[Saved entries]
───

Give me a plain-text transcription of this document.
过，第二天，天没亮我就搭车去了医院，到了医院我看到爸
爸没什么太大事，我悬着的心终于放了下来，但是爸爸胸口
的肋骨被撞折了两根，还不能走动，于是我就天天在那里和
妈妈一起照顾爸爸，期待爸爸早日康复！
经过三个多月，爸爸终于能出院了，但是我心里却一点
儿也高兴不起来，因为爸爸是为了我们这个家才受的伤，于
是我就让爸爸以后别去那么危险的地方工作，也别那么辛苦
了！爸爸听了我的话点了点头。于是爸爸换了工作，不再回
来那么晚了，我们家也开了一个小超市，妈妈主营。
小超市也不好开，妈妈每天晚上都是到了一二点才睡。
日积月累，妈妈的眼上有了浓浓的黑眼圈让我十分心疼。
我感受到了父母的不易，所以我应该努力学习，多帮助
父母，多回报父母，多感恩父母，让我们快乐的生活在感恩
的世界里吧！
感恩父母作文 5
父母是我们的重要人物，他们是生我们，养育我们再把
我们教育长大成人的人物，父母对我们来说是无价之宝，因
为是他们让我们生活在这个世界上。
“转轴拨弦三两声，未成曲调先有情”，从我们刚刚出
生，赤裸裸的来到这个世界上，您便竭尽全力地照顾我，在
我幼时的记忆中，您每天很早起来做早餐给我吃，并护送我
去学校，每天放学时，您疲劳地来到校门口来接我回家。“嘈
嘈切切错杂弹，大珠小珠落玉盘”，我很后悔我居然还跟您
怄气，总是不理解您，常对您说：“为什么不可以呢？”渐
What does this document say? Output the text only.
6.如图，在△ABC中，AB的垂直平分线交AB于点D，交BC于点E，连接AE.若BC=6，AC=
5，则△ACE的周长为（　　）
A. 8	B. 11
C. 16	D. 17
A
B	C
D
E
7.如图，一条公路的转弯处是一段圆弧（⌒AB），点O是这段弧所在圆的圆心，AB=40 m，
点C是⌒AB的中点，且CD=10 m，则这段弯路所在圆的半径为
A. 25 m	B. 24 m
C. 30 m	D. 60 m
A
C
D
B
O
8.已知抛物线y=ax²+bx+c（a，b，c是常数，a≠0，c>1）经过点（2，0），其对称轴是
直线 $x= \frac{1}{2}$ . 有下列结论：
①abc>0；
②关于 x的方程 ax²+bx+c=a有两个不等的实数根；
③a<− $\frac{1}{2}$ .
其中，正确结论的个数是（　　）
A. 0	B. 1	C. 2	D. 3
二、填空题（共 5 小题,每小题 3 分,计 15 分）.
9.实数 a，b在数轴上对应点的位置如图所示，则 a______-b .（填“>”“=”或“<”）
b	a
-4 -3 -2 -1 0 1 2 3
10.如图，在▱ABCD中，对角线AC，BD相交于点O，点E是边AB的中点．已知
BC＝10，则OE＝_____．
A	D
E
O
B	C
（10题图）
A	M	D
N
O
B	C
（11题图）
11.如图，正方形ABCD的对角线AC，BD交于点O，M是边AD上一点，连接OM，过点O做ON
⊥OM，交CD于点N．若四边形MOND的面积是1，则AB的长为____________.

───

▶ [REQUIREMENT] Write out every line exactly as it stands.

▶ [ANSWER TO THIS EXERCISE]
Give me a plain-text transcription of this document.
过，第二天，天没亮我就搭车去了医院，到了医院我看到爸
爸没什么太大事，我悬着的心终于放了下来，但是爸爸胸口
的肋骨被撞折了两根，还不能走动，于是我就天天在那里和
妈妈一起照顾爸爸，期待爸爸早日康复！
经过三个多月，爸爸终于能出院了，但是我心里却一点
儿也高兴不起来，因为爸爸是为了我们这个家才受的伤，于
是我就让爸爸以后别去那么危险的地方工作，也别那么辛苦
了！爸爸听了我的话点了点头。于是爸爸换了工作，不再回
来那么晚了，我们家也开了一个小超市，妈妈主营。
小超市也不好开，妈妈每天晚上都是到了一二点才睡。
日积月累，妈妈的眼上有了浓浓的黑眼圈让我十分心疼。
我感受到了父母的不易，所以我应该努力学习，多帮助
父母，多回报父母，多感恩父母，让我们快乐的生活在感恩
的世界里吧！
感恩父母作文 5
父母是我们的重要人物，他们是生我们，养育我们再把
我们教育长大成人的人物，父母对我们来说是无价之宝，因
为是他们让我们生活在这个世界上。
“转轴拨弦三两声，未成曲调先有情”，从我们刚刚出
生，赤裸裸的来到这个世界上，您便竭尽全力地照顾我，在
我幼时的记忆中，您每天很早起来做早餐给我吃，并护送我
去学校，每天放学时，您疲劳地来到校门口来接我回家。“嘈
嘈切切错杂弹，大珠小珠落玉盘”，我很后悔我居然还跟您
怄气，总是不理解您，常对您说：“为什么不可以呢？”渐
What does this document say? Output the text only.
6.如图，在△ABC中，AB的垂直平分线交AB于点D，交BC于点E，连接AE.若BC=6，AC=
5，则△ACE的周长为（　　）
A. 8	B. 11
C. 16	D. 17
A
B	C
D
E
7.如图，一条公路的转弯处是一段圆弧（⌒AB），点O是这段弧所在圆的圆心，AB=40 m，
点C是⌒AB的中点，且CD=10 m，则这段弯路所在圆的半径为
A. 25 m	B. 24 m
C. 30 m	D. 60 m
A
C
D
B
O
8.已知抛物线y=ax²+bx+c（a，b，c是常数，a≠0，c>1）经过点（2，0），其对称轴是
直线 $x= \frac{1}{2}$ . 有下列结论：
①abc>0；
②关于 x的方程 ax²+bx+c=a有两个不等的实数根；
③a<− $\frac{1}{2}$ .
其中，正确结论的个数是（　　）
A. 0	B. 1	C. 2	D. 3
二、填空题（共 5 小题,每小题 3 分,计 15 分）.
9.实数 a，b在数轴上对应点的位置如图所示，则 a______-b .（填“>”“=”或“<”）
b	a
-4 -3 -2 -1 0 1 2 3
10.如图，在▱ABCD中，对角线AC，BD相交于点O，点E是边AB的中点．已知
BC＝10，则OE＝_____．
A	D
E
O
B	C
（10题图）
A	M	D
N
O
B	C
（11题图）
11.如图，正方形ABCD的对角线AC，BD交于点O，M是边AD上一点，连接OM，过点O做ON
⊥OM，交CD于点N．若四边形MOND的面积是1，则AB的长为____________.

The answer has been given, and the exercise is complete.